DESCRIPTION OF THE TASK => In the entries below, find the lines that contain the word "Optionen" and copy them.

EXERCISE MATERIALS =>
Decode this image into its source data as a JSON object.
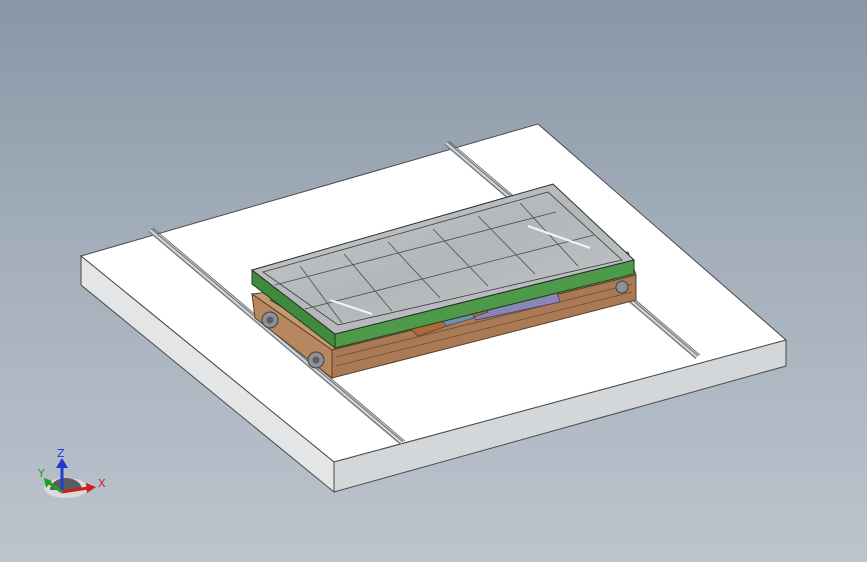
{
  "viewport": {
    "background_top": "#8a96a6",
    "background_bottom": "#bcc4cd"
  },
  "model": {
    "floor_color": "#ffffff",
    "rail_color": "#b4b8bc",
    "cart_frame_color": "#b98a62",
    "top_frame_color": "#4f9a4a",
    "cover_panel_color": "#b9bcbe",
    "actuator_color": "#8a86b8"
  },
  "triad": {
    "x_label": "X",
    "y_label": "Y",
    "z_label": "Z",
    "x_color": "#d01e1e",
    "y_color": "#1ea01e",
    "z_color": "#1e3ad0"
  }
}
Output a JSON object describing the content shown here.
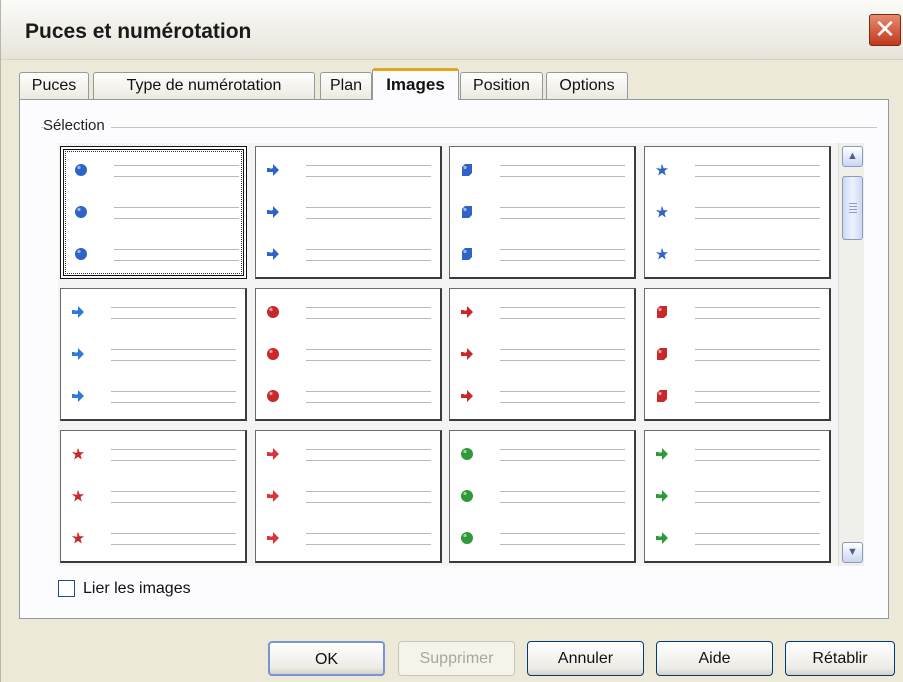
{
  "window": {
    "title": "Puces et numérotation",
    "close_glyph": "✕"
  },
  "tabs": [
    {
      "label": "Puces",
      "active": false
    },
    {
      "label": "Type de numérotation",
      "active": false
    },
    {
      "label": "Plan",
      "active": false
    },
    {
      "label": "Images",
      "active": true
    },
    {
      "label": "Position",
      "active": false
    },
    {
      "label": "Options",
      "active": false
    }
  ],
  "selection_label": "Sélection",
  "bullet_presets": [
    {
      "shape": "sphere",
      "color": "#2f63c8",
      "icon": "blue-sphere-bullet-icon",
      "selected": true
    },
    {
      "shape": "arrow",
      "color": "#2f63c8",
      "icon": "blue-arrow-bullet-icon",
      "selected": false
    },
    {
      "shape": "cube",
      "color": "#2f63c8",
      "icon": "blue-cube-bullet-icon",
      "selected": false
    },
    {
      "shape": "star",
      "color": "#2f63c8",
      "icon": "blue-star-bullet-icon",
      "selected": false
    },
    {
      "shape": "arrow",
      "color": "#2f7ad6",
      "icon": "light-blue-arrow-bullet-icon",
      "selected": false
    },
    {
      "shape": "sphere",
      "color": "#c8282a",
      "icon": "red-sphere-bullet-icon",
      "selected": false
    },
    {
      "shape": "arrow",
      "color": "#c8282a",
      "icon": "red-arrow-bullet-icon",
      "selected": false
    },
    {
      "shape": "cube",
      "color": "#c8282a",
      "icon": "red-cube-bullet-icon",
      "selected": false
    },
    {
      "shape": "star",
      "color": "#c8282a",
      "icon": "red-star-bullet-icon",
      "selected": false
    },
    {
      "shape": "arrow",
      "color": "#d8363a",
      "icon": "red-light-arrow-bullet-icon",
      "selected": false
    },
    {
      "shape": "sphere",
      "color": "#2f9a3a",
      "icon": "green-sphere-bullet-icon",
      "selected": false
    },
    {
      "shape": "arrow",
      "color": "#2f9a3a",
      "icon": "green-arrow-bullet-icon",
      "selected": false
    }
  ],
  "link_images": {
    "label": "Lier les images",
    "checked": false
  },
  "buttons": {
    "ok": "OK",
    "delete": "Supprimer",
    "cancel": "Annuler",
    "help": "Aide",
    "reset": "Rétablir"
  }
}
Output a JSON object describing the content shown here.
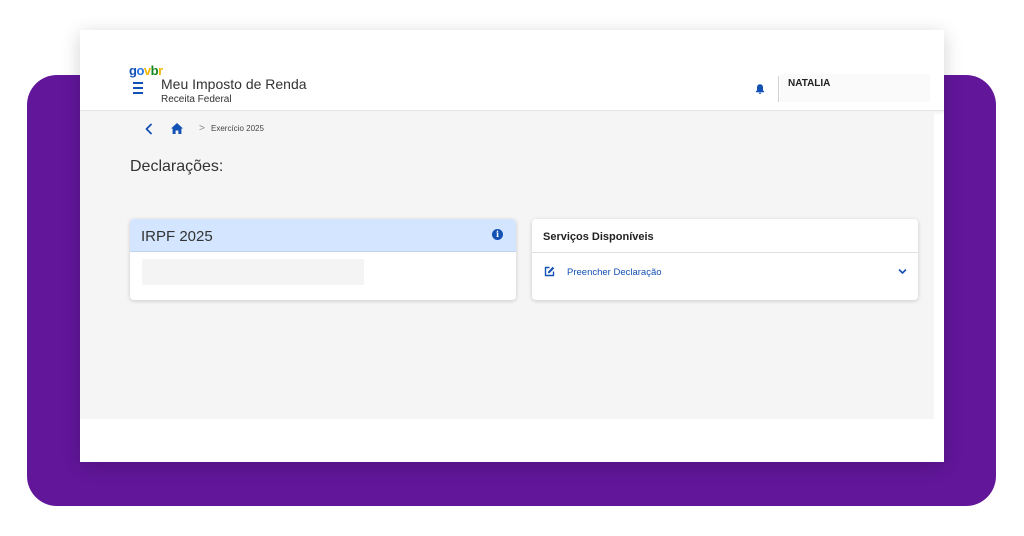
{
  "header": {
    "logo": {
      "g": "g",
      "o": "o",
      "v": "v",
      "b": "b",
      "r": "r"
    },
    "app_title": "Meu Imposto de Renda",
    "app_subtitle": "Receita Federal",
    "user_name": "NATALIA",
    "icons": {
      "menu": "menu-icon",
      "bell": "bell-icon"
    }
  },
  "breadcrumb": {
    "separator": ">",
    "current": "Exercício 2025",
    "icons": {
      "back": "chevron-left-icon",
      "home": "home-icon"
    }
  },
  "main": {
    "section_title": "Declarações:",
    "declaration_card": {
      "title": "IRPF 2025",
      "info_glyph": "i"
    },
    "services_card": {
      "title": "Serviços Disponíveis",
      "items": [
        {
          "label": "Preencher Declaração",
          "icon": "edit-icon",
          "expand_icon": "chevron-down-icon"
        }
      ]
    }
  },
  "colors": {
    "brand_blue": "#1351b4",
    "card_header_blue": "#d4e5ff",
    "background_purple": "#62169a",
    "content_bg": "#f5f5f5"
  }
}
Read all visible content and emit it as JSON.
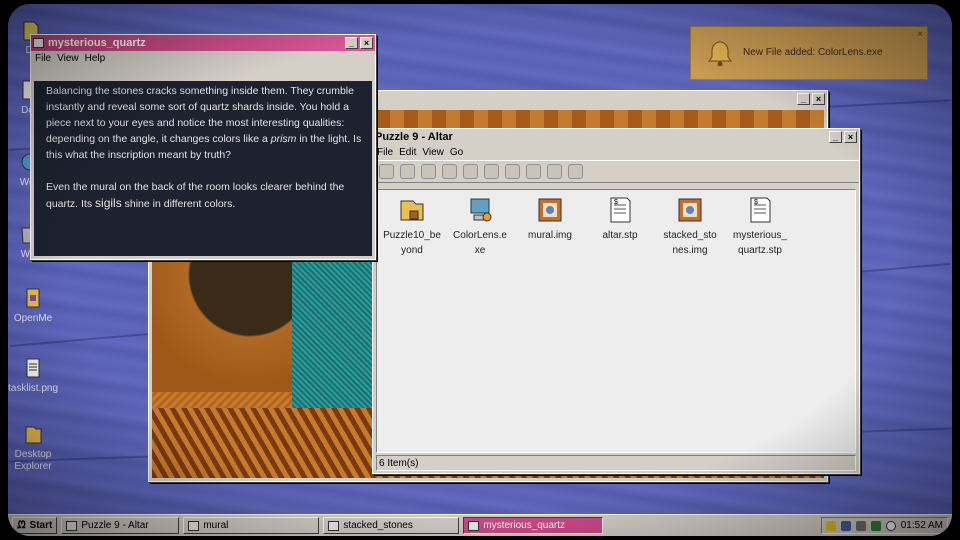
{
  "desktop_icons": [
    {
      "label": "Do",
      "icon": "folder-icon"
    },
    {
      "label": "Doc",
      "icon": "document-icon"
    },
    {
      "label": "Web",
      "icon": "globe-icon"
    },
    {
      "label": "Wa",
      "icon": "trash-icon"
    },
    {
      "label": "OpenMe",
      "icon": "script-icon"
    },
    {
      "label": "tasklist.png",
      "icon": "notepad-icon"
    },
    {
      "label": "Desktop Explorer",
      "icon": "explorer-icon"
    }
  ],
  "note_window": {
    "title": "mysterious_quartz",
    "menu": [
      "File",
      "View",
      "Help"
    ],
    "paragraph1_before": "Balancing the stones cracks something inside them. They crumble instantly and reveal some sort of quartz shards inside. You hold a piece next to your eyes and notice the most interesting qualities: depending on the angle, it changes colors like a ",
    "paragraph1_em": "prism",
    "paragraph1_after": " in the light. Is this what the inscription meant by truth?",
    "paragraph2_before": "Even the mural on the back of the room looks clearer behind the quartz. Its ",
    "paragraph2_em": "sigils",
    "paragraph2_after": " shine in different colors."
  },
  "explorer_window": {
    "title": "Puzzle 9 - Altar",
    "menu": [
      "File",
      "Edit",
      "View",
      "Go"
    ],
    "files": [
      {
        "name_line1": "Puzzle10_be",
        "name_line2": "yond",
        "icon": "locked-folder-icon"
      },
      {
        "name_line1": "ColorLens.e",
        "name_line2": "xe",
        "icon": "computer-app-icon"
      },
      {
        "name_line1": "mural.img",
        "name_line2": "",
        "icon": "image-icon"
      },
      {
        "name_line1": "altar.stp",
        "name_line2": "",
        "icon": "stp-document-icon"
      },
      {
        "name_line1": "stacked_sto",
        "name_line2": "nes.img",
        "icon": "image-icon"
      },
      {
        "name_line1": "mysterious_",
        "name_line2": "quartz.stp",
        "icon": "stp-document-icon"
      }
    ],
    "status": "6 Item(s)"
  },
  "notification": {
    "message": "New File added: ColorLens.exe",
    "close": "×"
  },
  "taskbar": {
    "start": "Start",
    "tasks": [
      {
        "label": "Puzzle 9 - Altar",
        "active": false
      },
      {
        "label": "mural",
        "active": false
      },
      {
        "label": "stacked_stones",
        "active": false
      },
      {
        "label": "mysterious_quartz",
        "active": true
      }
    ],
    "clock": "01:52 AM"
  },
  "colors": {
    "note_title_bar": "#c0407a",
    "note_body": "#1c2230",
    "desktop": "#5a62b8",
    "notification": "#c89a52"
  }
}
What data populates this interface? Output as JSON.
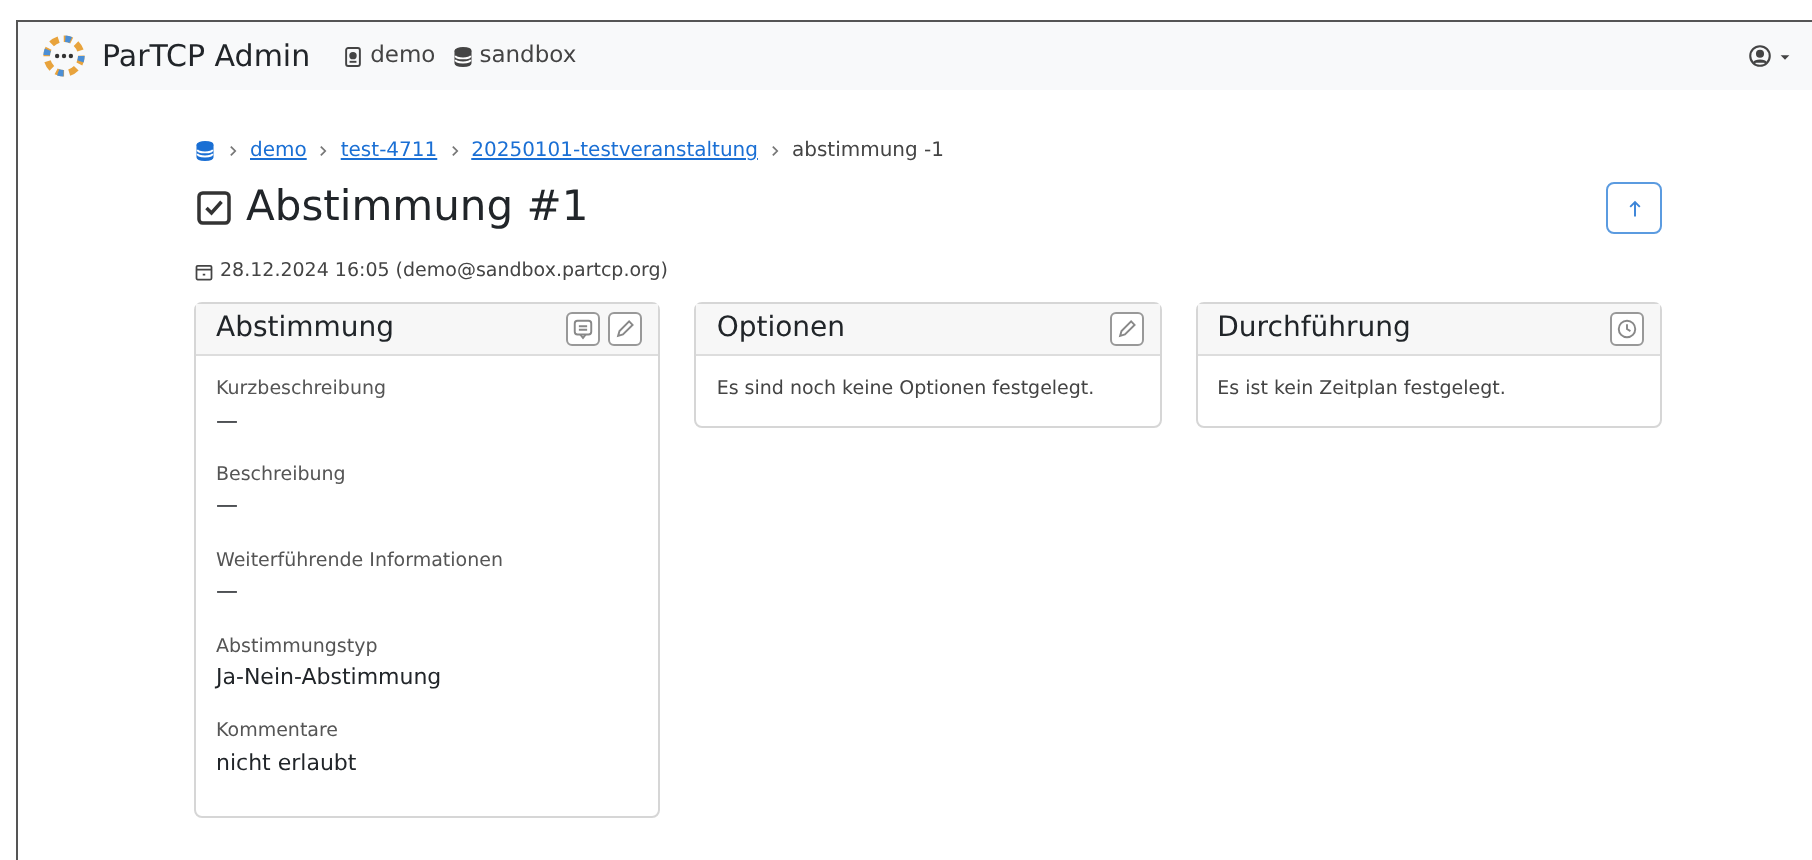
{
  "navbar": {
    "brand": "ParTCP Admin",
    "items": [
      {
        "kind": "badge",
        "label": "demo"
      },
      {
        "kind": "database",
        "label": "sandbox"
      }
    ]
  },
  "breadcrumb": [
    {
      "kind": "home"
    },
    {
      "kind": "link",
      "label": "demo"
    },
    {
      "kind": "link",
      "label": "test-4711"
    },
    {
      "kind": "link",
      "label": "20250101-testveranstaltung"
    },
    {
      "kind": "current",
      "label": "abstimmung -1"
    }
  ],
  "title": "Abstimmung #1",
  "meta": "28.12.2024 16:05 (demo@sandbox.partcp.org)",
  "cards": [
    {
      "title": "Abstimmung",
      "actions": [
        {
          "kind": "comment"
        },
        {
          "kind": "edit"
        }
      ],
      "fields": [
        {
          "label": "Kurzbeschreibung",
          "value": "—"
        },
        {
          "label": "Beschreibung",
          "value": "—"
        },
        {
          "label": "Weiterführende Informationen",
          "value": "—"
        },
        {
          "label": "Abstimmungstyp",
          "value": "Ja-Nein-Abstimmung"
        },
        {
          "label": "Kommentare",
          "value": "nicht erlaubt"
        }
      ]
    },
    {
      "title": "Optionen",
      "actions": [
        {
          "kind": "edit"
        }
      ],
      "text": "Es sind noch keine Optionen festgelegt."
    },
    {
      "title": "Durchführung",
      "actions": [
        {
          "kind": "clock"
        }
      ],
      "text": "Es ist kein Zeitplan festgelegt."
    }
  ]
}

COMPLETE ANSWER =>
      "title": "Optionen",
      "text": "Es sind noch keine Optionen festgelegt."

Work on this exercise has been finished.